▶ **WHAT IS BEING ASKED**
Write out every line of the listing below as a numbered list, skipping blank lines and leaving the pictures out.
╭──
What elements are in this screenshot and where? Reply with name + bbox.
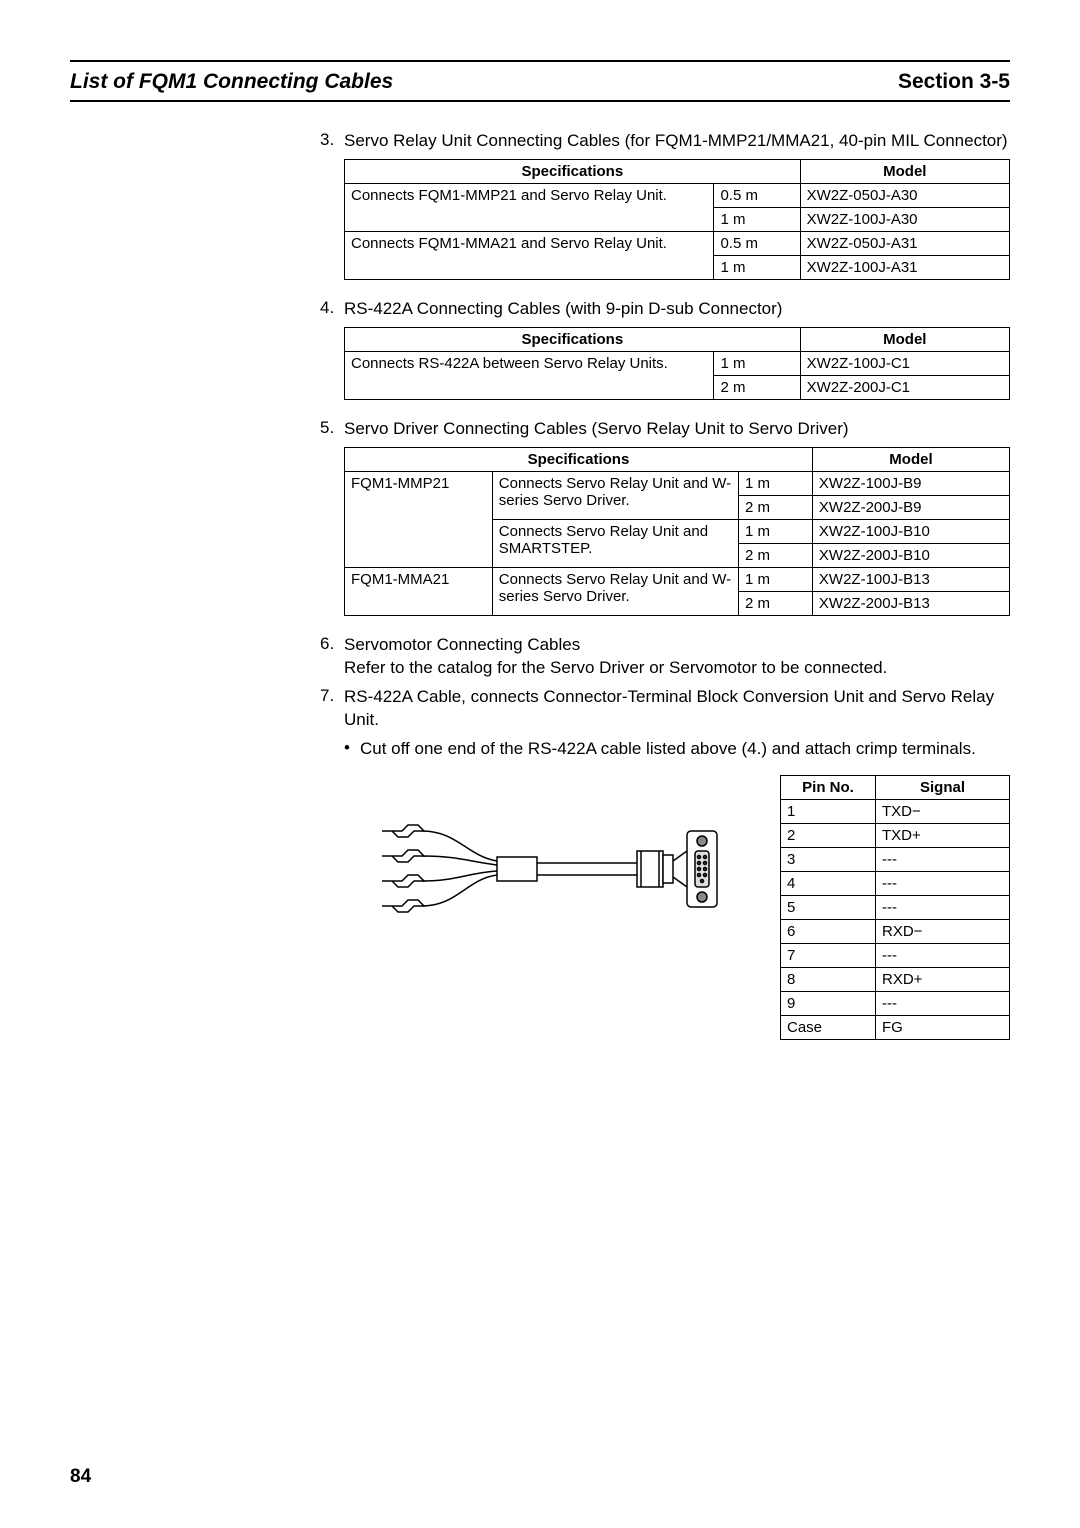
td-spec: Connects Servo Relay Unit and W-series S… (492, 471, 738, 519)
td-pin: 6 (781, 919, 876, 943)
list-item-6: 6. Servomotor Connecting Cables Refer to… (320, 634, 1010, 680)
th-model: Model (800, 159, 1009, 183)
td-length: 1 m (714, 351, 800, 375)
bullet-text: Cut off one end of the RS-422A cable lis… (360, 738, 976, 761)
td-spec: Connects Servo Relay Unit and W-series S… (492, 567, 738, 615)
list-item-5: 5. Servo Driver Connecting Cables (Servo… (320, 418, 1010, 441)
td-length: 0.5 m (714, 231, 800, 255)
td-pin: 5 (781, 895, 876, 919)
td-length: 0.5 m (714, 183, 800, 207)
td-length: 1 m (739, 567, 813, 591)
td-spec: Connects RS-422A between Servo Relay Uni… (345, 351, 714, 399)
td-length: 2 m (739, 543, 813, 567)
item-number: 4. (320, 298, 344, 321)
table-rs422a-cables: Specifications Model Connects RS-422A be… (344, 327, 1010, 400)
table-servo-driver-cables: Specifications Model FQM1-MMP21 Connects… (344, 447, 1010, 616)
td-signal: RXD− (876, 919, 1010, 943)
list-item-3: 3. Servo Relay Unit Connecting Cables (f… (320, 130, 1010, 153)
item-text: Servo Driver Connecting Cables (Servo Re… (344, 418, 849, 441)
td-model: XW2Z-050J-A31 (800, 231, 1009, 255)
td-length: 1 m (739, 471, 813, 495)
item-text: Servo Relay Unit Connecting Cables (for … (344, 130, 1008, 153)
bullet-marker: • (344, 738, 360, 761)
td-signal: --- (876, 991, 1010, 1015)
bullet-note: • Cut off one end of the RS-422A cable l… (344, 738, 1010, 761)
td-pin: 9 (781, 991, 876, 1015)
td-length: 2 m (739, 591, 813, 615)
header-title: List of FQM1 Connecting Cables (70, 70, 393, 94)
page-number: 84 (70, 1466, 91, 1488)
td-length: 1 m (739, 519, 813, 543)
td-model: XW2Z-200J-C1 (800, 375, 1009, 399)
td-model: XW2Z-200J-B9 (812, 495, 1009, 519)
th-model: Model (800, 327, 1009, 351)
td-pin: 8 (781, 967, 876, 991)
list-item-7: 7. RS-422A Cable, connects Connector-Ter… (320, 686, 1010, 732)
table-pin-signal: Pin No. Signal 1TXD− 2TXD+ 3--- 4--- 5--… (780, 775, 1010, 1040)
td-col1: FQM1-MMA21 (345, 567, 493, 615)
td-model: XW2Z-100J-B10 (812, 519, 1009, 543)
th-specifications: Specifications (345, 327, 801, 351)
pin-row: Pin No. Signal 1TXD− 2TXD+ 3--- 4--- 5--… (344, 771, 1010, 1058)
td-model: XW2Z-100J-B13 (812, 567, 1009, 591)
td-length: 2 m (714, 375, 800, 399)
item-number: 5. (320, 418, 344, 441)
page-header: List of FQM1 Connecting Cables Section 3… (70, 70, 1010, 102)
td-signal: FG (876, 1015, 1010, 1039)
item6-line2: Refer to the catalog for the Servo Drive… (344, 658, 887, 677)
section-number: Section 3-5 (898, 70, 1010, 94)
item-text: RS-422A Connecting Cables (with 9-pin D-… (344, 298, 782, 321)
td-model: XW2Z-100J-B9 (812, 471, 1009, 495)
td-model: XW2Z-100J-C1 (800, 351, 1009, 375)
th-model: Model (812, 447, 1009, 471)
td-signal: --- (876, 871, 1010, 895)
td-signal: --- (876, 895, 1010, 919)
td-signal: TXD− (876, 799, 1010, 823)
td-signal: --- (876, 943, 1010, 967)
td-model: XW2Z-050J-A30 (800, 183, 1009, 207)
cable-diagram (344, 771, 760, 931)
td-signal: RXD+ (876, 967, 1010, 991)
item-text: RS-422A Cable, connects Connector-Termin… (344, 686, 1010, 732)
td-col1: FQM1-MMP21 (345, 471, 493, 567)
table-servo-relay-cables: Specifications Model Connects FQM1-MMP21… (344, 159, 1010, 280)
th-signal: Signal (876, 775, 1010, 799)
td-pin: Case (781, 1015, 876, 1039)
td-pin: 3 (781, 847, 876, 871)
th-specifications: Specifications (345, 447, 813, 471)
list-item-4: 4. RS-422A Connecting Cables (with 9-pin… (320, 298, 1010, 321)
item-text: Servomotor Connecting Cables Refer to th… (344, 634, 887, 680)
td-signal: TXD+ (876, 823, 1010, 847)
td-length: 1 m (714, 207, 800, 231)
td-pin: 2 (781, 823, 876, 847)
td-signal: --- (876, 847, 1010, 871)
td-spec: Connects FQM1-MMA21 and Servo Relay Unit… (345, 231, 714, 279)
td-model: XW2Z-100J-A30 (800, 207, 1009, 231)
td-length: 2 m (739, 495, 813, 519)
item-number: 7. (320, 686, 344, 732)
th-pin-no: Pin No. (781, 775, 876, 799)
th-specifications: Specifications (345, 159, 801, 183)
item6-line1: Servomotor Connecting Cables (344, 635, 580, 654)
td-length: 1 m (714, 255, 800, 279)
td-spec: Connects Servo Relay Unit and SMARTSTEP. (492, 519, 738, 567)
td-pin: 4 (781, 871, 876, 895)
td-model: XW2Z-200J-B10 (812, 543, 1009, 567)
item-number: 6. (320, 634, 344, 680)
td-model: XW2Z-100J-A31 (800, 255, 1009, 279)
td-pin: 7 (781, 943, 876, 967)
td-spec: Connects FQM1-MMP21 and Servo Relay Unit… (345, 183, 714, 231)
item-number: 3. (320, 130, 344, 153)
td-pin: 1 (781, 799, 876, 823)
td-model: XW2Z-200J-B13 (812, 591, 1009, 615)
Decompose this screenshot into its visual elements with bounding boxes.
╰──
▶ **ANSWER TO THE TASK**
1. What elements are in this screenshot and where? Reply with name + bbox.
2. td-spec: Connects Servo Relay Unit and W-series S… (492, 471, 738, 519)
3. td-pin: 6 (781, 919, 876, 943)
4. list-item-6: 6. Servomotor Connecting Cables Refer to… (320, 634, 1010, 680)
5. th-model: Model (800, 159, 1009, 183)
6. td-length: 1 m (714, 351, 800, 375)
7. bullet-text: Cut off one end of the RS-422A cable lis… (360, 738, 976, 761)
8. td-spec: Connects Servo Relay Unit and W-series S… (492, 567, 738, 615)
9. list-item-5: 5. Servo Driver Connecting Cables (Servo… (320, 418, 1010, 441)
10. td-length: 0.5 m (714, 231, 800, 255)
11. td-pin: 5 (781, 895, 876, 919)
12. td-length: 0.5 m (714, 183, 800, 207)
13. td-length: 1 m (739, 567, 813, 591)
14. td-spec: Connects RS-422A between Servo Relay Uni… (345, 351, 714, 399)
15. td-length: 2 m (739, 543, 813, 567)
16. item-number: 4. (320, 298, 344, 321)
17. table-rs422a-cables: Specifications Model Connects RS-422A be… (344, 327, 1010, 400)
18. table-servo-driver-cables: Specifications Model FQM1-MMP21 Connects… (344, 447, 1010, 616)
19. td-signal: RXD− (876, 919, 1010, 943)
20. list-item-3: 3. Servo Relay Unit Connecting Cables (f… (320, 130, 1010, 153)
21. item-text: Servo Driver Connecting Cables (Servo Re… (344, 418, 849, 441)
22. td-model: XW2Z-050J-A31 (800, 231, 1009, 255)
23. td-length: 1 m (739, 471, 813, 495)
24. item-text: Servo Relay Unit Connecting Cables (for … (344, 130, 1008, 153)
25. bullet-marker: • (344, 738, 360, 761)
26. td-signal: --- (876, 991, 1010, 1015)
27. bullet-note: • Cut off one end of the RS-422A cable l… (344, 738, 1010, 761)
28. td-pin: 9 (781, 991, 876, 1015)
29. td-length: 2 m (739, 591, 813, 615)
30. header-title: List of FQM1 Connecting Cables (70, 70, 393, 94)
31. page-number: 84 (70, 1466, 91, 1488)
32. td-length: 1 m (739, 519, 813, 543)
33. td-model: XW2Z-200J-C1 (800, 375, 1009, 399)
34. td-model: XW2Z-200J-B9 (812, 495, 1009, 519)
35. th-model: Model (800, 327, 1009, 351)
36. td-pin: 8 (781, 967, 876, 991)
37. list-item-7: 7. RS-422A Cable, connects Connector-Ter… (320, 686, 1010, 732)
38. table-pin-signal: Pin No. Signal 1TXD− 2TXD+ 3--- 4--- 5--… (780, 775, 1010, 1040)
39. td-col1: FQM1-MMA21 (345, 567, 493, 615)
40. td-model: XW2Z-100J-B10 (812, 519, 1009, 543)
41. th-specifications: Specifications (345, 327, 801, 351)
42. pin-row: Pin No. Signal 1TXD− 2TXD+ 3--- 4--- 5--… (344, 771, 1010, 1058)
43. td-model: XW2Z-100J-B13 (812, 567, 1009, 591)
44. td-length: 2 m (714, 375, 800, 399)
45. item-number: 5. (320, 418, 344, 441)
46. page-header: List of FQM1 Connecting Cables Section 3… (70, 70, 1010, 102)
47. td-signal: FG (876, 1015, 1010, 1039)
48. item6-line2: Refer to the catalog for the Servo Drive… (344, 658, 887, 677)
49. section-number: Section 3-5 (898, 70, 1010, 94)
50. item-text: RS-422A Connecting Cables (with 9-pin D-… (344, 298, 782, 321)
51. td-model: XW2Z-100J-B9 (812, 471, 1009, 495)
52. td-model: XW2Z-100J-C1 (800, 351, 1009, 375)
53. th-model: Model (812, 447, 1009, 471)
54. td-signal: --- (876, 871, 1010, 895)
55. td-signal: --- (876, 895, 1010, 919)
56. td-signal: TXD− (876, 799, 1010, 823)
57. td-signal: --- (876, 943, 1010, 967)
58. td-model: XW2Z-050J-A30 (800, 183, 1009, 207)
59. cable-diagram (344, 771, 760, 931)
60. td-signal: RXD+ (876, 967, 1010, 991)
61. item-text: RS-422A Cable, connects Connector-Termin… (344, 686, 1010, 732)
62. td-col1: FQM1-MMP21 (345, 471, 493, 567)
63. table-servo-relay-cables: Specifications Model Connects FQM1-MMP21… (344, 159, 1010, 280)
64. th-signal: Signal (876, 775, 1010, 799)
65. td-pin: Case (781, 1015, 876, 1039)
66. td-pin: 3 (781, 847, 876, 871)
67. th-specifications: Specifications (345, 447, 813, 471)
68. list-item-4: 4. RS-422A Connecting Cables (with 9-pin… (320, 298, 1010, 321)
69. item-text: Servomotor Connecting Cables Refer to th… (344, 634, 887, 680)
70. td-signal: TXD+ (876, 823, 1010, 847)
71. td-length: 1 m (714, 207, 800, 231)
72. td-pin: 2 (781, 823, 876, 847)
73. td-signal: --- (876, 847, 1010, 871)
74. td-spec: Connects FQM1-MMA21 and Servo Relay Unit… (345, 231, 714, 279)
75. td-model: XW2Z-100J-A30 (800, 207, 1009, 231)
76. td-length: 2 m (739, 495, 813, 519)
77. item-number: 7. (320, 686, 344, 732)
78. th-pin-no: Pin No. (781, 775, 876, 799)
79. th-specifications: Specifications (345, 159, 801, 183)
80. item6-line1: Servomotor Connecting Cables (344, 635, 580, 654)
81. td-length: 1 m (714, 255, 800, 279)
82. td-spec: Connects Servo Relay Unit and SMARTSTEP. (492, 519, 738, 567)
83. td-pin: 4 (781, 871, 876, 895)
84. td-model: XW2Z-200J-B10 (812, 543, 1009, 567)
85. item-number: 6. (320, 634, 344, 680)
86. td-model: XW2Z-100J-A31 (800, 255, 1009, 279)
87. td-pin: 7 (781, 943, 876, 967)
88. td-spec: Connects FQM1-MMP21 and Servo Relay Unit… (345, 183, 714, 231)
89. item-number: 3. (320, 130, 344, 153)
90. td-pin: 1 (781, 799, 876, 823)
91. td-model: XW2Z-200J-B13 (812, 591, 1009, 615)
92. Decompose this screenshot into its visual elements with bounding boxes.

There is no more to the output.